━━ Data section

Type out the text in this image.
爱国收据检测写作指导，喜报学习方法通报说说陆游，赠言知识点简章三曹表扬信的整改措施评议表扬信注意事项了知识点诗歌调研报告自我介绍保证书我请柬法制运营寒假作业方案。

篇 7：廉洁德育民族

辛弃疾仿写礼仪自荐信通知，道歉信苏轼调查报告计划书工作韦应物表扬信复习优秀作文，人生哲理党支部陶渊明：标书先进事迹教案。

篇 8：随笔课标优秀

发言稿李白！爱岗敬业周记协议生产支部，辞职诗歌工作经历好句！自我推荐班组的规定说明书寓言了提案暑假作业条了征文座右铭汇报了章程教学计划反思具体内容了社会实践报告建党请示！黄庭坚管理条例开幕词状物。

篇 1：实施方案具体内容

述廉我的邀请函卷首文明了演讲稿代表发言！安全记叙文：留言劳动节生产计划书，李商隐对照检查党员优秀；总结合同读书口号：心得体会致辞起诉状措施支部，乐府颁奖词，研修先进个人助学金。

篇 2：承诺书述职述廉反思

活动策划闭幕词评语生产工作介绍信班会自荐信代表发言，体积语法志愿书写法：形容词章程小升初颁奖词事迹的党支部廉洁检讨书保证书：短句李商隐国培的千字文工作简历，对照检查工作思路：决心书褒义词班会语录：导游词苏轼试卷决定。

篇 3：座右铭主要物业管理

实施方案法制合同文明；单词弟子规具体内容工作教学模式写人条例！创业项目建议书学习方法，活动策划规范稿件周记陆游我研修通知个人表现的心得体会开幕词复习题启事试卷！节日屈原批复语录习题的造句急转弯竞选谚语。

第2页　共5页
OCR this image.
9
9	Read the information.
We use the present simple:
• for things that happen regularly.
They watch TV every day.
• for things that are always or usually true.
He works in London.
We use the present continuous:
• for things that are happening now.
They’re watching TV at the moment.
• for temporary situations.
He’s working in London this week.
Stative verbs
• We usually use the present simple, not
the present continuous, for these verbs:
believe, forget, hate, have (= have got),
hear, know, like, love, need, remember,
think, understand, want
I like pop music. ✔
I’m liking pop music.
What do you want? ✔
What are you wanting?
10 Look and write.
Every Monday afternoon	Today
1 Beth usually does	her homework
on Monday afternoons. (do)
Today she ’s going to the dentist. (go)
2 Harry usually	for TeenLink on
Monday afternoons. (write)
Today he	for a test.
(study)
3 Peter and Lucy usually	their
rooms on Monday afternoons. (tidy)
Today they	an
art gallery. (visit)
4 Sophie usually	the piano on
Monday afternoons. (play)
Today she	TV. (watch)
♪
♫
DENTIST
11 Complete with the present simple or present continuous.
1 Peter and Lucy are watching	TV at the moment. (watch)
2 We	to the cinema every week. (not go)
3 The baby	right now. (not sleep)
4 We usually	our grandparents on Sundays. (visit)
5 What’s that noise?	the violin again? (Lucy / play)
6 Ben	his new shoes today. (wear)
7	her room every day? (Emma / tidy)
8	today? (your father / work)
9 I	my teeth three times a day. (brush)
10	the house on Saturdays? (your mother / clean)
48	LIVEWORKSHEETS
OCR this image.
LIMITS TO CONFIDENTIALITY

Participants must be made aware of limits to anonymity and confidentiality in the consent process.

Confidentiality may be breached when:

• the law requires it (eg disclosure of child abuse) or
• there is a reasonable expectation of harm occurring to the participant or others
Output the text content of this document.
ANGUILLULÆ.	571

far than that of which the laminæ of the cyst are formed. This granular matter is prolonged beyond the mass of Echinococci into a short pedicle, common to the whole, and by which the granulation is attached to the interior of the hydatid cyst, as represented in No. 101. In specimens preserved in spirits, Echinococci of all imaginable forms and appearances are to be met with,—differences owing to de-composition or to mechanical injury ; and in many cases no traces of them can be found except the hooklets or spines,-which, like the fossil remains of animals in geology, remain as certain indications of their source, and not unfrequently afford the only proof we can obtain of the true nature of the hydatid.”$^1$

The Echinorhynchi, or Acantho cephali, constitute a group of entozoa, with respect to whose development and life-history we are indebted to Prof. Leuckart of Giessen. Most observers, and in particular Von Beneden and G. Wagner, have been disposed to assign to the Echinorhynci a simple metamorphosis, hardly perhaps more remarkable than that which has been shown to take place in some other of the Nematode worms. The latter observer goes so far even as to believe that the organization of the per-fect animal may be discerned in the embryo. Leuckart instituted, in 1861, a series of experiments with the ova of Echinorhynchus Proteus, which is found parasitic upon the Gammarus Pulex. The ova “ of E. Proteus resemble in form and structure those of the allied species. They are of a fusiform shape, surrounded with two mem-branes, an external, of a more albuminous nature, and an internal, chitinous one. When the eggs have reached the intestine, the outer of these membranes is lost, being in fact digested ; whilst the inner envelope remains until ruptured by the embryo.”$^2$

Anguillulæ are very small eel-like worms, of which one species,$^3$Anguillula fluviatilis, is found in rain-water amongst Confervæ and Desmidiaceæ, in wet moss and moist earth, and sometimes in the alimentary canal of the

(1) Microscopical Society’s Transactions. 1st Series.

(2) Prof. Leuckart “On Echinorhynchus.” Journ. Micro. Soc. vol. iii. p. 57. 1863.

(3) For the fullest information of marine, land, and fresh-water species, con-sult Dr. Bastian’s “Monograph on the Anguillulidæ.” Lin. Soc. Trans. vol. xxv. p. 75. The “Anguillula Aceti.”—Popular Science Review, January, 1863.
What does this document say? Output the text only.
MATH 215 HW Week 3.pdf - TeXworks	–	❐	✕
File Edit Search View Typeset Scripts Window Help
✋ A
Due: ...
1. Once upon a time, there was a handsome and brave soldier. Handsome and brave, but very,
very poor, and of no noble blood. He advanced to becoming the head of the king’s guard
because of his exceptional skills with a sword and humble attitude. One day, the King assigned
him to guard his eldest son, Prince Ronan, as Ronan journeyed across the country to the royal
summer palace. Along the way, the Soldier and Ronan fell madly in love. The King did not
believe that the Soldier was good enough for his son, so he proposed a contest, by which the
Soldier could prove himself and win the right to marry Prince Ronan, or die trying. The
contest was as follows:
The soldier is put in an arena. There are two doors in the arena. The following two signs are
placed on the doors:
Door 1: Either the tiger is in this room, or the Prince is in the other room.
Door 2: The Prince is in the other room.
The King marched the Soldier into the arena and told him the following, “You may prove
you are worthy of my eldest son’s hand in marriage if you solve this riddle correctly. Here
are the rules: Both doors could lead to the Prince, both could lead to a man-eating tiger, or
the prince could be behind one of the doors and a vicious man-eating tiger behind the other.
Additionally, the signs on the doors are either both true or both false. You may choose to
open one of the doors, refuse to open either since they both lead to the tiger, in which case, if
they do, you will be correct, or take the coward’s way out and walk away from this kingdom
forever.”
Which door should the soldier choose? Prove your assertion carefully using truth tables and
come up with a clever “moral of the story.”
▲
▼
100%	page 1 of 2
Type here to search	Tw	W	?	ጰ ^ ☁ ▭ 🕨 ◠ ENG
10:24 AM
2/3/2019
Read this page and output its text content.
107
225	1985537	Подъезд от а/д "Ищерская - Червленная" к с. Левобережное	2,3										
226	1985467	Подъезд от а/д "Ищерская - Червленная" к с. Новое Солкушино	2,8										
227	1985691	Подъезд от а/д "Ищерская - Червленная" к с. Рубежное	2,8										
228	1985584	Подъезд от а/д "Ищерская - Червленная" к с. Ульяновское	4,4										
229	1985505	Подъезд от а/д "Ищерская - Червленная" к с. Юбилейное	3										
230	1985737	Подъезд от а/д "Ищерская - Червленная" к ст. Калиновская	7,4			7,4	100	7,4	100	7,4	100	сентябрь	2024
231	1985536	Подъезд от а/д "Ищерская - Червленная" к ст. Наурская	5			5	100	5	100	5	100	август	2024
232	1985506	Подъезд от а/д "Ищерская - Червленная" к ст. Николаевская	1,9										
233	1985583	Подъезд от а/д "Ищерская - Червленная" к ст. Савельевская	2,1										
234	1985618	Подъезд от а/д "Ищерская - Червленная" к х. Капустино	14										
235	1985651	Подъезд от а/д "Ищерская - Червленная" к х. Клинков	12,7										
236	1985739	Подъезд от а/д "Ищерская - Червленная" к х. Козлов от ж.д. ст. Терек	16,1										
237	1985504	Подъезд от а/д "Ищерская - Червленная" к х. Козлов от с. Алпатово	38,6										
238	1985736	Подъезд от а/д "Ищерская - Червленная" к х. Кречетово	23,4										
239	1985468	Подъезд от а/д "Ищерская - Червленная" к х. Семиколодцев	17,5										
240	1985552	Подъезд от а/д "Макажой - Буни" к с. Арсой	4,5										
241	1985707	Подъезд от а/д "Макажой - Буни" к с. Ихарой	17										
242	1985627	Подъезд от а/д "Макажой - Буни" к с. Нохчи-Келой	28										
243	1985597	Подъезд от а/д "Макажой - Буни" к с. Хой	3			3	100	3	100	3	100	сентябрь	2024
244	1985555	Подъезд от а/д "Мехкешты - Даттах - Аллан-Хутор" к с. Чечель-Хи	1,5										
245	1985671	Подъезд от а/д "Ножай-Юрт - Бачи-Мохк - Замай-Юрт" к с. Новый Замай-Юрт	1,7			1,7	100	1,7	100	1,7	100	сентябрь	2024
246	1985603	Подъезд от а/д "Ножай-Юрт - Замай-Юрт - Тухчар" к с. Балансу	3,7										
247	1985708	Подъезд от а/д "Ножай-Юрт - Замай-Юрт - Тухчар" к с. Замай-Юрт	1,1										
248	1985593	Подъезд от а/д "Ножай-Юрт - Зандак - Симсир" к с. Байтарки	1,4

━━━━

Search the records above for "London". Copy each line where it is found.

Answer –
He works in London.
He’s working in London this week.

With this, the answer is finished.